Any tips for what is wrong with my config?

EDIT: Just to clarify, I eventually want to store each visit as a document in elasticsearch, including the foo:version, foo:name etc. metadata at the top of the xml file. This is essential, so I hope this is possible.


(Magnus Bäck) #4

The error message suggests that it doesn't accept your XPath syntax. Perhaps something with the namespace? I think the xml filter has an option related to namespaces.


#5

Aha! Almost there now, the pipeline seems to be parsing the XML file line by line. I'm assuming I'm supposed to use some sort of multiline buffer or something, or am I getting line by line from filebeat?

OUTPUT:

...
logstash         | {
logstash         |     "@timestamp" => 2017-10-13T14:27:49.354Z,
logstash         |         "offset" => 44,
logstash         |       "@version" => "1",
logstash         |           "beat" => {
logstash         |             "name" => "87f6feae71e9",
logstash         |         "hostname" => "87f6feae71e9",
logstash         |          "version" => "6.0.0-rc1"
logstash         |     },
logstash         |           "host" => "87f6feae71e9",
logstash         |     "prospector" => {
logstash         |         "type" => "log"
logstash         |     },
logstash         |         "source" => "/mnt/log/test.XML",
logstash         |        "message" => "<?xml version=\"1.0\" encoding=\"iso-8859-1\"?>",
logstash         |           "tags" => [
logstash         |         [0] "beats_input_codec_plain_applied",
logstash         |         [1] "_xmlparsefailure",
logstash         |         [2] "_split_type_failure"

Tasks and exercises –
1. In the forum thread on parsing XML with Logstash, what does Magnus Bäck say the error message suggests?
2. Extend the forum thread on parsing XML with Logstash, picking up right after its final line.

Records –

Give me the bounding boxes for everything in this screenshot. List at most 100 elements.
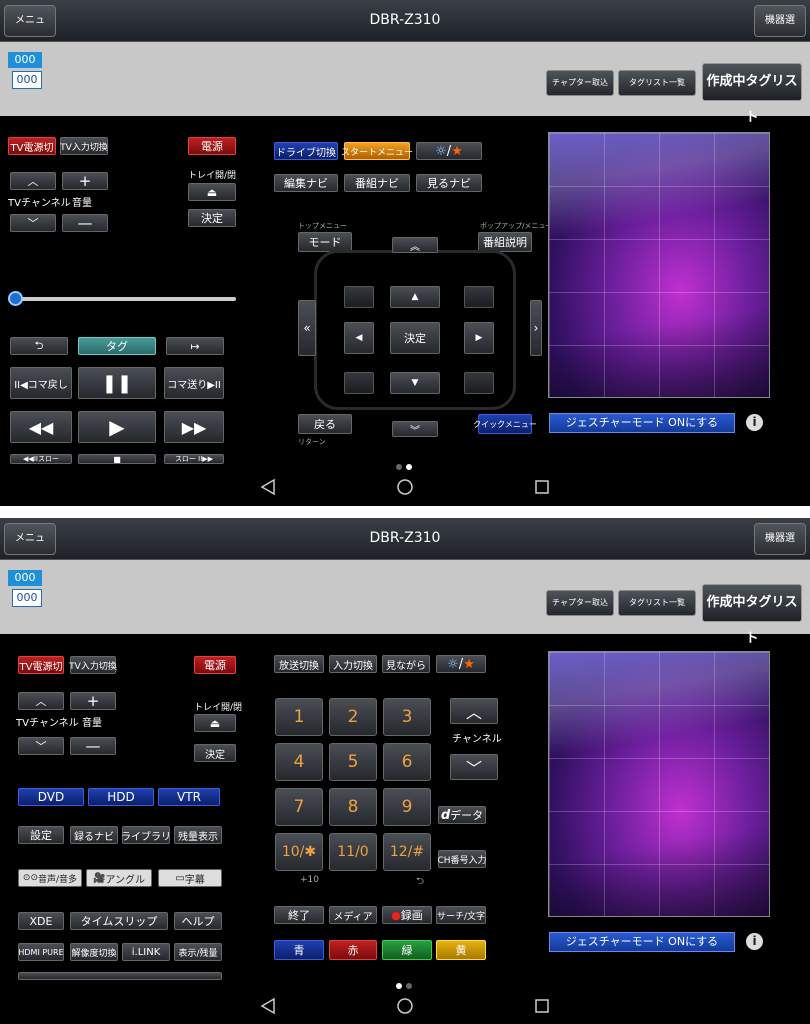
- page-right-button[interactable]: ›: [530, 300, 542, 356]
- taglist-button[interactable]: タグリスト一覧: [618, 590, 696, 616]
- dpad-up-right[interactable]: [464, 286, 494, 308]
- broadcast-switch-button[interactable]: 放送切換: [274, 655, 324, 673]
- num-12-button[interactable]: 12/#: [383, 833, 431, 871]
- enter-button[interactable]: 決定: [188, 209, 236, 227]
- slow-forward-button[interactable]: スロー II▶▶: [164, 454, 224, 464]
- frame-forward-button[interactable]: コマ送り▶II: [164, 367, 224, 399]
- tv-channel-up-button[interactable]: ︿: [18, 692, 64, 710]
- making-taglist-button[interactable]: 作成中タグリスト: [702, 584, 802, 646]
- input-switch-button[interactable]: 入力切換: [329, 655, 377, 673]
- media-button[interactable]: メディア: [329, 906, 377, 924]
- tv-channel-down-button[interactable]: ﹀: [18, 737, 64, 755]
- start-menu-button[interactable]: スタートメニュー: [341, 142, 413, 160]
- dpad-down-left[interactable]: [344, 372, 374, 394]
- num-11-button[interactable]: 11/0: [329, 833, 377, 871]
- quick-menu-button[interactable]: クイックメニュー: [473, 414, 537, 434]
- eject-button[interactable]: ⏏: [188, 183, 236, 201]
- power-button[interactable]: 電源: [188, 137, 236, 155]
- gesture-mode-on-button[interactable]: ジェスチャーモード ONにする: [549, 932, 735, 952]
- chapter-import-button[interactable]: チャプター取込: [546, 590, 614, 616]
- volume-up-button[interactable]: +: [70, 692, 116, 710]
- back-nav-icon[interactable]: [260, 997, 275, 1015]
- channel-input[interactable]: 000: [12, 589, 42, 607]
- rewind-button[interactable]: ◀◀: [10, 411, 72, 443]
- program-navi-button[interactable]: 番組ナビ: [344, 174, 410, 192]
- volume-up-button[interactable]: +: [62, 172, 108, 190]
- tv-power-button[interactable]: TV電源切: [8, 137, 56, 155]
- frame-back-button[interactable]: II◀コマ戻し: [10, 367, 72, 399]
- recents-nav-icon[interactable]: [535, 999, 549, 1013]
- tv-power-button[interactable]: TV電源切: [18, 656, 64, 674]
- seek-slider[interactable]: [8, 291, 236, 306]
- resolution-button[interactable]: 解像度切換: [70, 943, 118, 961]
- data-button[interactable]: d データ: [438, 806, 486, 824]
- volume-down-button[interactable]: —: [70, 737, 116, 755]
- edit-navi-button[interactable]: 編集ナビ: [274, 174, 338, 192]
- slow-back-button[interactable]: ◀◀IIスロー: [10, 454, 72, 464]
- num-10-button[interactable]: 10/✱: [275, 833, 323, 871]
- volume-down-button[interactable]: —: [62, 214, 108, 232]
- dpad-left-button[interactable]: ◀: [344, 322, 374, 354]
- device-select-button[interactable]: 機器選択: [754, 5, 806, 56]
- display-remaining-button[interactable]: 表示/残量: [174, 943, 222, 961]
- yellow-button[interactable]: 黄: [436, 940, 486, 960]
- cut-off-button-row[interactable]: [18, 972, 222, 980]
- device-select-button[interactable]: 機器選択: [754, 523, 806, 574]
- fast-forward-button[interactable]: ▶▶: [164, 411, 224, 443]
- drive-switch-button[interactable]: ドライブ切換: [274, 142, 338, 160]
- num-1-button[interactable]: 1: [275, 698, 323, 736]
- rec-navi-button[interactable]: 録るナビ: [70, 826, 118, 844]
- num-6-button[interactable]: 6: [383, 743, 431, 781]
- num-4-button[interactable]: 4: [275, 743, 323, 781]
- info-icon[interactable]: i: [746, 933, 763, 950]
- making-taglist-button[interactable]: 作成中タグリスト: [702, 63, 802, 125]
- pause-button[interactable]: ❚❚: [78, 367, 156, 399]
- num-8-button[interactable]: 8: [329, 788, 377, 826]
- timeslip-button[interactable]: タイムスリップ: [70, 912, 168, 930]
- num-9-button[interactable]: 9: [383, 788, 431, 826]
- return-button[interactable]: ⮌: [10, 337, 68, 355]
- num-5-button[interactable]: 5: [329, 743, 377, 781]
- green-button[interactable]: 緑: [382, 940, 432, 960]
- num-7-button[interactable]: 7: [275, 788, 323, 826]
- library-button[interactable]: ライブラリ: [121, 826, 171, 844]
- angle-button[interactable]: 🎥 アングル: [86, 869, 152, 887]
- tv-input-button[interactable]: TV入力切換: [60, 137, 108, 155]
- enter-button[interactable]: 決定: [194, 744, 236, 762]
- end-button[interactable]: 終了: [274, 906, 324, 924]
- channel-up-button[interactable]: ︿: [450, 698, 498, 724]
- watch-navi-button[interactable]: 見るナビ: [416, 174, 482, 192]
- gesture-mode-on-button[interactable]: ジェスチャーモード ONにする: [549, 413, 735, 433]
- remaining-display-button[interactable]: 残量表示: [174, 826, 222, 844]
- channel-down-button[interactable]: ﹀: [450, 754, 498, 780]
- blue-button[interactable]: 青: [274, 940, 324, 960]
- tv-channel-down-button[interactable]: ﹀: [10, 214, 56, 232]
- dpad-enter-button[interactable]: 決定: [390, 322, 440, 354]
- audio-button[interactable]: ⊙⊙ 音声/音多: [18, 869, 82, 887]
- dpad-right-button[interactable]: ▶: [464, 322, 494, 354]
- dpad-up-button[interactable]: ▲: [390, 286, 440, 308]
- power-button[interactable]: 電源: [194, 656, 236, 674]
- slider-thumb[interactable]: [8, 291, 23, 306]
- xde-button[interactable]: XDE: [18, 912, 64, 930]
- record-button[interactable]: ● 録画: [382, 906, 432, 924]
- hdmi-pure-button[interactable]: HDMI PURE: [18, 943, 64, 961]
- tag-button[interactable]: タグ: [78, 337, 156, 355]
- page-left-button[interactable]: «: [298, 300, 316, 356]
- mode-button[interactable]: モード: [298, 232, 352, 252]
- subtitle-button[interactable]: ▭ 字幕: [158, 869, 222, 887]
- dpad-up-left[interactable]: [344, 286, 374, 308]
- hdd-button[interactable]: HDD: [88, 788, 154, 806]
- dpad-down-right[interactable]: [464, 372, 494, 394]
- brightness-favorite-button[interactable]: ☼ / ★: [416, 142, 482, 160]
- brightness-favorite-button[interactable]: ☼ / ★: [436, 655, 486, 673]
- home-nav-icon[interactable]: [397, 479, 413, 495]
- back-button[interactable]: 戻る: [298, 414, 352, 434]
- red-button[interactable]: 赤: [329, 940, 377, 960]
- ilink-button[interactable]: i.LINK: [122, 943, 170, 961]
- tv-input-button[interactable]: TV入力切換: [69, 656, 117, 674]
- recents-nav-icon[interactable]: [535, 480, 549, 494]
- stop-button[interactable]: ■: [78, 454, 156, 464]
- dpad-down-button[interactable]: ▼: [390, 372, 440, 394]
- gesture-pad[interactable]: [548, 651, 770, 917]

Responses by task –
1. That it doesn't accept the XPath syntax.

2.
logstash         |     ]
logstash         | }
logstash         | {
logstash         |     "@timestamp" => 2017-10-13T14:27:49.357Z,
logstash         |         "offset" => 108,
logstash         |       "@version" => "1",
logstash         |           "beat" => {
logstash         |             "name" => "87f6feae71e9",
logstash         |         "hostname" => "87f6feae71e9",
logstash         |          "version" => "6.0.0-rc1"
logstash         |     },
logstash         |           "host" => "87f6feae71e9",
logstash         |     "prospector" => {
logstash         |         "type" => "log"
logstash         |     },
logstash         |         "source" => "/mnt/log/test.XML",
logstash         |        "message" => "<foo:statistics xsi:schemaLocation=\"http://www.foo.no foo.xsd\" ",
logstash         |           "tags" => [
logstash         |         [0] "beats_input_codec_plain_applied",
logstash         |         [1] "_xmlparsefailure",
logstash         |         [2] "_split_type_failure"
logstash         |     ]
logstash         | }
logstash         | {
logstash         |     "@timestamp" => 2017-10-13T14:27:49.357Z,
logstash         |         "offset" => 141,
logstash         |       "@version" => "1",
logstash         |           "beat" => {
logstash         |             "name" => "87f6feae71e9",
logstash         |         "hostname" => "87f6feae71e9",
logstash         |          "version" => "6.0.0-rc1"
logstash         |     },
logstash         |           "host" => "87f6feae71e9",
logstash         |     "prospector" => {
logstash         |         "type" => "log"
logstash         |     },
logstash         |         "source" => "/mnt/log/test.XML",
logstash         |        "message" => "  xmlns:foo=\"http://www.foo.no\" ",
logstash         |           "tags" => [
logstash         |         [0] "beats_input_codec_plain_applied",
logstash         |         [1] "_xmlparsefailure",
logstash         |         [2] "_split_type_failure"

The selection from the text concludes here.